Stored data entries
__________________________________________________

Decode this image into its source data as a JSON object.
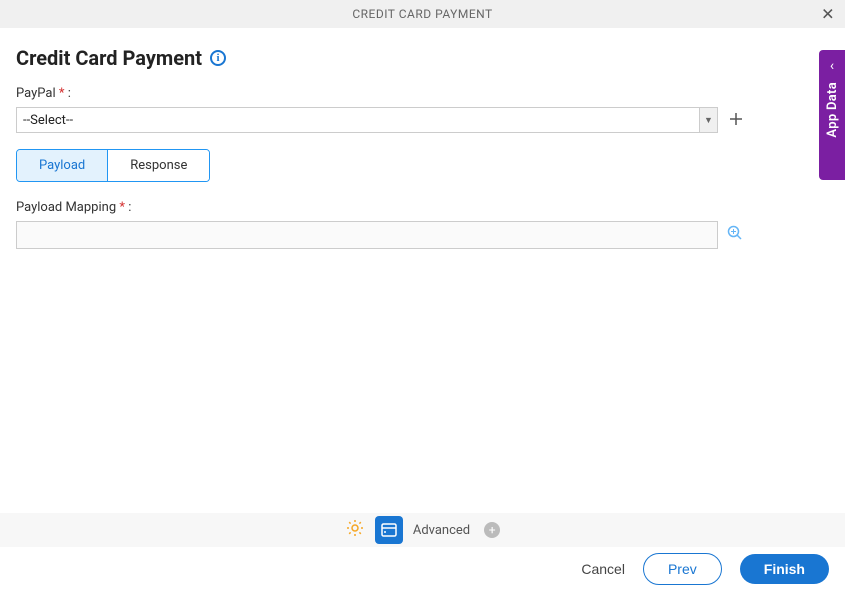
{
  "header": {
    "title_upper": "CREDIT CARD PAYMENT"
  },
  "page": {
    "title": "Credit Card Payment"
  },
  "fields": {
    "paypal_label": "PayPal",
    "paypal_colon": " :",
    "select_placeholder": "--Select--",
    "payload_mapping_label": "Payload Mapping",
    "payload_mapping_colon": " :",
    "payload_mapping_value": ""
  },
  "tabs": {
    "payload": "Payload",
    "response": "Response"
  },
  "footer": {
    "advanced": "Advanced",
    "cancel": "Cancel",
    "prev": "Prev",
    "finish": "Finish"
  },
  "side": {
    "label": "App Data"
  }
}
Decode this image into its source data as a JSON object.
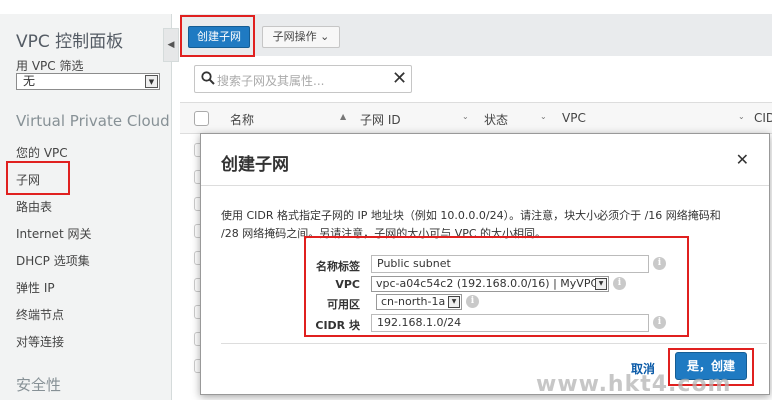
{
  "sidebar": {
    "title": "VPC 控制面板",
    "filter_label": "用 VPC 筛选",
    "filter_value": "无",
    "section_vpc": "Virtual Private Cloud",
    "items": [
      {
        "label": "您的 VPC"
      },
      {
        "label": "子网"
      },
      {
        "label": "路由表"
      },
      {
        "label": "Internet 网关"
      },
      {
        "label": "DHCP 选项集"
      },
      {
        "label": "弹性 IP"
      },
      {
        "label": "终端节点"
      },
      {
        "label": "对等连接"
      }
    ],
    "section_security": "安全性"
  },
  "toolbar": {
    "create_label": "创建子网",
    "actions_label": "子网操作 ⌄"
  },
  "search": {
    "placeholder": "搜索子网及其属性..."
  },
  "table": {
    "columns": [
      "名称",
      "子网 ID",
      "状态",
      "VPC",
      "CID"
    ]
  },
  "modal": {
    "title": "创建子网",
    "description": "使用 CIDR 格式指定子网的 IP 地址块（例如 10.0.0.0/24）。请注意，块大小必须介于 /16 网络掩码和 /28 网络掩码之间。另请注意，子网的大小可与 VPC 的大小相同。",
    "fields": {
      "name_label": "名称标签",
      "name_value": "Public subnet",
      "vpc_label": "VPC",
      "vpc_value": "vpc-a04c54c2 (192.168.0.0/16) | MyVPC",
      "az_label": "可用区",
      "az_value": "cn-north-1a",
      "cidr_label": "CIDR 块",
      "cidr_value": "192.168.1.0/24"
    },
    "cancel_label": "取消",
    "confirm_label": "是，创建"
  },
  "watermark": "www.hkt4.com",
  "colors": {
    "primary_button": "#1f7ac2",
    "annotation_red": "#e0201f",
    "link": "#0b5ba8"
  }
}
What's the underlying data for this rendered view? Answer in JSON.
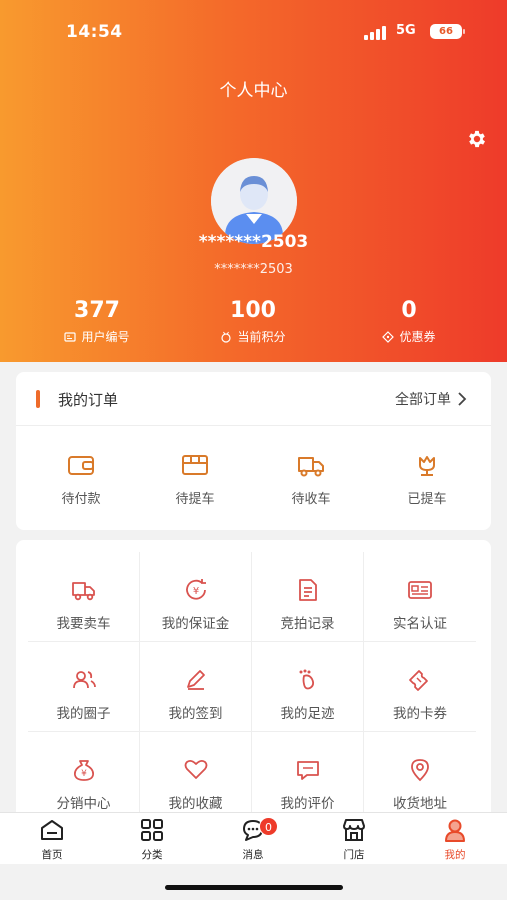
{
  "status_bar": {
    "time": "14:54",
    "network": "5G",
    "battery": "66"
  },
  "header": {
    "title": "个人中心",
    "settings_icon": "gear-icon"
  },
  "profile": {
    "username": "*******2503",
    "sub": "*******2503"
  },
  "stats": [
    {
      "value": "377",
      "label": "用户编号",
      "icon": "id-icon"
    },
    {
      "value": "100",
      "label": "当前积分",
      "icon": "medal-icon"
    },
    {
      "value": "0",
      "label": "优惠券",
      "icon": "ticket-icon"
    }
  ],
  "orders": {
    "title": "我的订单",
    "all_label": "全部订单",
    "items": [
      {
        "label": "待付款",
        "icon": "wallet-icon"
      },
      {
        "label": "待提车",
        "icon": "box-icon"
      },
      {
        "label": "待收车",
        "icon": "truck-icon"
      },
      {
        "label": "已提车",
        "icon": "flower-icon"
      }
    ]
  },
  "services": [
    {
      "label": "我要卖车",
      "icon": "truck-icon"
    },
    {
      "label": "我的保证金",
      "icon": "yen-refresh-icon"
    },
    {
      "label": "竞拍记录",
      "icon": "document-icon"
    },
    {
      "label": "实名认证",
      "icon": "id-card-icon"
    },
    {
      "label": "我的圈子",
      "icon": "users-icon"
    },
    {
      "label": "我的签到",
      "icon": "pencil-icon"
    },
    {
      "label": "我的足迹",
      "icon": "footprint-icon"
    },
    {
      "label": "我的卡券",
      "icon": "coupon-icon"
    },
    {
      "label": "分销中心",
      "icon": "money-bag-icon"
    },
    {
      "label": "我的收藏",
      "icon": "heart-icon"
    },
    {
      "label": "我的评价",
      "icon": "comment-icon"
    },
    {
      "label": "收货地址",
      "icon": "location-icon"
    }
  ],
  "tabbar": {
    "items": [
      {
        "label": "首页",
        "icon": "home-icon"
      },
      {
        "label": "分类",
        "icon": "grid-icon"
      },
      {
        "label": "消息",
        "icon": "message-icon",
        "badge": "0"
      },
      {
        "label": "门店",
        "icon": "store-icon"
      },
      {
        "label": "我的",
        "icon": "profile-icon",
        "active": true
      }
    ]
  },
  "colors": {
    "accent": "#ee3b2a",
    "gradient_start": "#f89a2e",
    "icon": "#d9534f"
  }
}
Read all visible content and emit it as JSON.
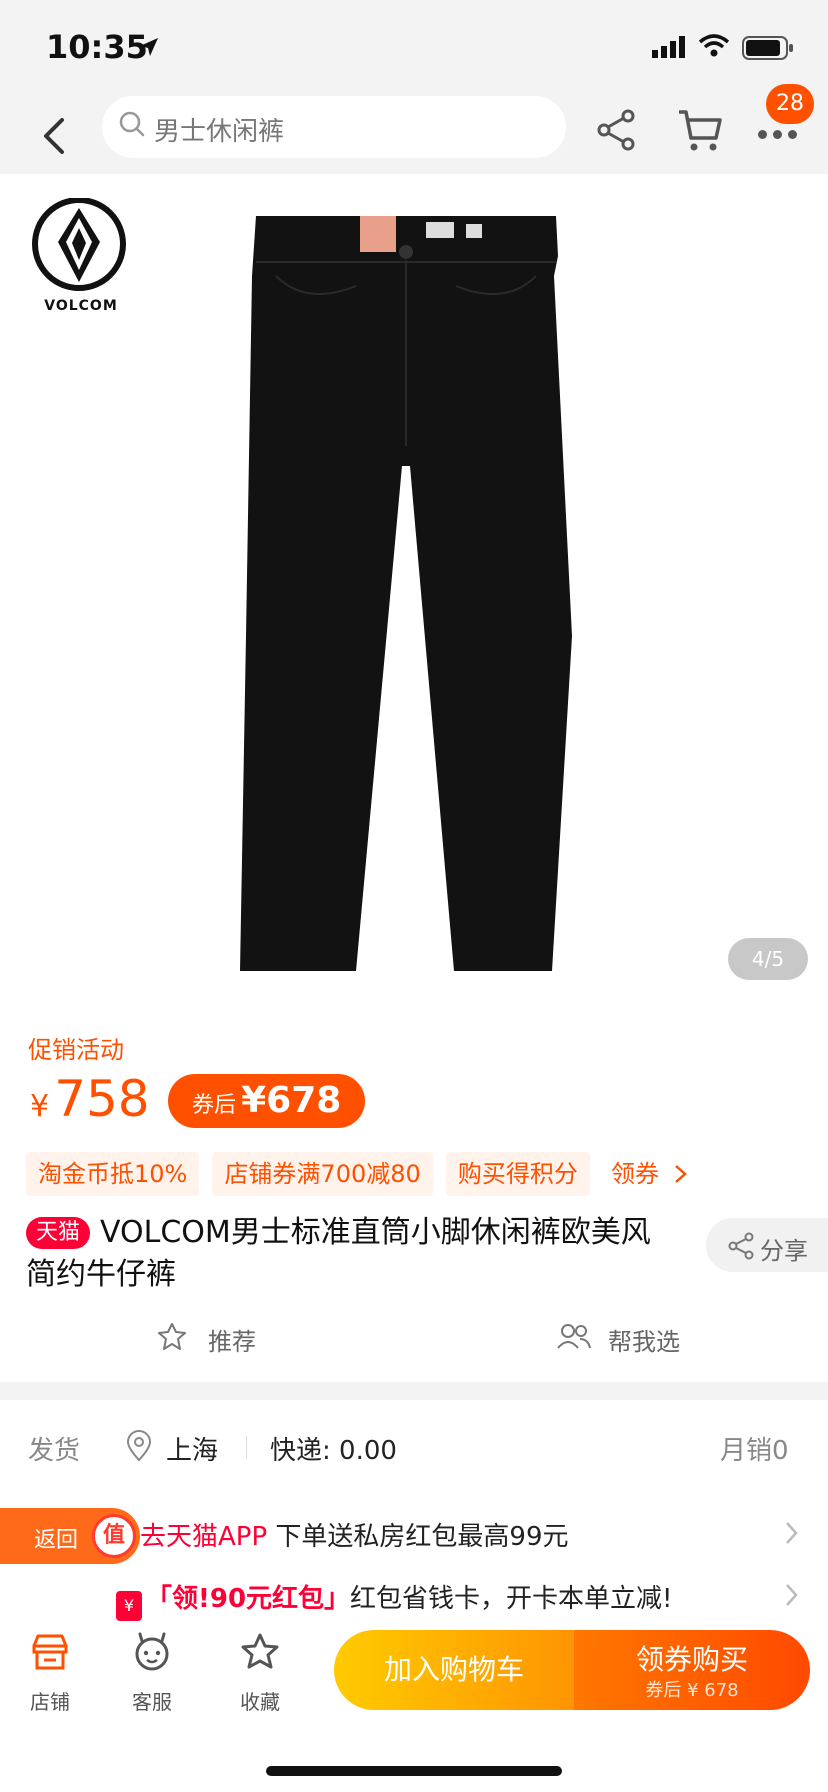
{
  "status_bar": {
    "time": "10:35"
  },
  "nav": {
    "search_placeholder": "男士休闲裤",
    "more_badge": "28"
  },
  "product": {
    "brand": "VOLCOM",
    "image_pager": "4/5",
    "promo_label": "促销活动",
    "currency": "¥",
    "price": "758",
    "coupon_price_label": "券后",
    "coupon_price": "¥678",
    "tags": [
      "淘金币抵10%",
      "店铺券满700减80",
      "购买得积分"
    ],
    "coupon_link": "领券",
    "store_badge": "天猫",
    "title": "VOLCOM男士标准直筒小脚休闲裤欧美风简约牛仔裤",
    "share_label": "分享",
    "recommend_label": "推荐",
    "help_choose_label": "帮我选"
  },
  "shipping": {
    "label": "发货",
    "city": "上海",
    "fee": "快递: 0.00",
    "monthly_sales": "月销0"
  },
  "promos": {
    "app_link": "去天猫APP",
    "app_text": "下单送私房红包最高99元",
    "redpack_icon": "¥",
    "redpack_title": "「领!90元红包」",
    "redpack_text": "红包省钱卡，开卡本单立减!"
  },
  "return_float": {
    "label": "返回",
    "icon_text": "值"
  },
  "bottom_bar": {
    "store_label": "店铺",
    "service_label": "客服",
    "favorite_label": "收藏",
    "add_cart_label": "加入购物车",
    "buy_label": "领券购买",
    "buy_sub_label": "券后 ¥ 678"
  },
  "colors": {
    "accent": "#ff5000",
    "tmall_red": "#ff0036"
  }
}
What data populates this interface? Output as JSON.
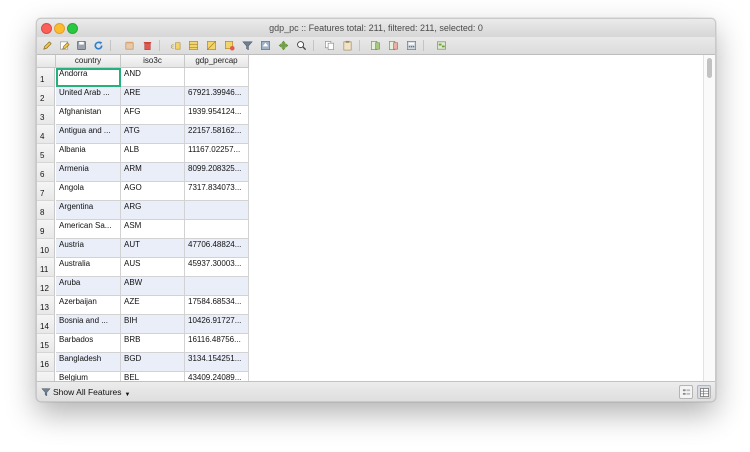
{
  "window": {
    "title": "gdp_pc :: Features total: 211, filtered: 211, selected: 0"
  },
  "toolbar": {
    "icons": [
      "edit-pencil",
      "multi-edit",
      "save-edits",
      "reload",
      "delete-selected",
      "delete-field",
      "expression-select",
      "select-all",
      "invert-selection",
      "deselect-all",
      "filter-select",
      "move-selection-top",
      "pan-map",
      "zoom-to-selection",
      "copy-rows",
      "paste-rows",
      "new-field",
      "delete-field-2",
      "field-calculator",
      "conditional-formatting"
    ]
  },
  "table": {
    "columns": [
      "country",
      "iso3c",
      "gdp_percap"
    ],
    "rows": [
      {
        "n": "1",
        "country": "Andorra",
        "iso3c": "AND",
        "gdp": ""
      },
      {
        "n": "2",
        "country": "United Arab ...",
        "iso3c": "ARE",
        "gdp": "67921.39946..."
      },
      {
        "n": "3",
        "country": "Afghanistan",
        "iso3c": "AFG",
        "gdp": "1939.954124..."
      },
      {
        "n": "4",
        "country": "Antigua and ...",
        "iso3c": "ATG",
        "gdp": "22157.58162..."
      },
      {
        "n": "5",
        "country": "Albania",
        "iso3c": "ALB",
        "gdp": "11167.02257..."
      },
      {
        "n": "6",
        "country": "Armenia",
        "iso3c": "ARM",
        "gdp": "8099.208325..."
      },
      {
        "n": "7",
        "country": "Angola",
        "iso3c": "AGO",
        "gdp": "7317.834073..."
      },
      {
        "n": "8",
        "country": "Argentina",
        "iso3c": "ARG",
        "gdp": ""
      },
      {
        "n": "9",
        "country": "American Sa...",
        "iso3c": "ASM",
        "gdp": ""
      },
      {
        "n": "10",
        "country": "Austria",
        "iso3c": "AUT",
        "gdp": "47706.48824..."
      },
      {
        "n": "11",
        "country": "Australia",
        "iso3c": "AUS",
        "gdp": "45937.30003..."
      },
      {
        "n": "12",
        "country": "Aruba",
        "iso3c": "ABW",
        "gdp": ""
      },
      {
        "n": "13",
        "country": "Azerbaijan",
        "iso3c": "AZE",
        "gdp": "17584.68534..."
      },
      {
        "n": "14",
        "country": "Bosnia and ...",
        "iso3c": "BIH",
        "gdp": "10426.91727..."
      },
      {
        "n": "15",
        "country": "Barbados",
        "iso3c": "BRB",
        "gdp": "16116.48756..."
      },
      {
        "n": "16",
        "country": "Bangladesh",
        "iso3c": "BGD",
        "gdp": "3134.154251..."
      },
      {
        "n": "",
        "country": "Belgium",
        "iso3c": "BEL",
        "gdp": "43409.24089..."
      }
    ]
  },
  "statusbar": {
    "filter_label": "Show All Features"
  }
}
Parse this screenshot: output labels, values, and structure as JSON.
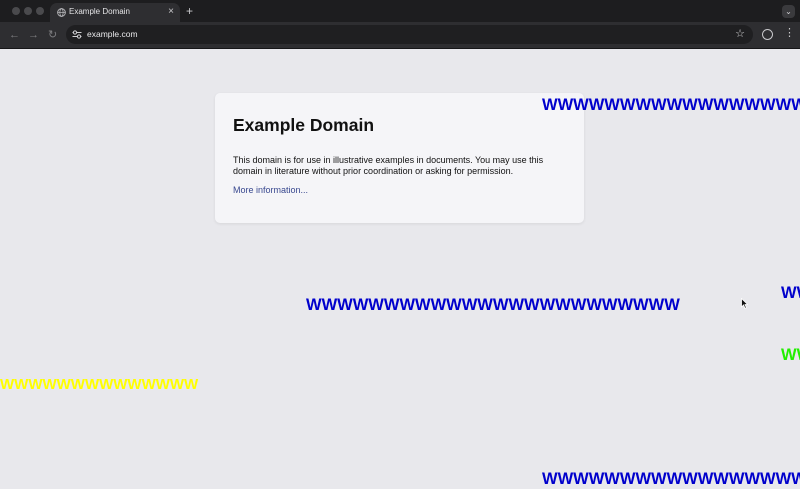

__________________________________________________

Copy, from the material, each line that holds the string "selection".

[Correct result]
      "invert-selection",
      "move-selection-top",
      "zoom-to-selection",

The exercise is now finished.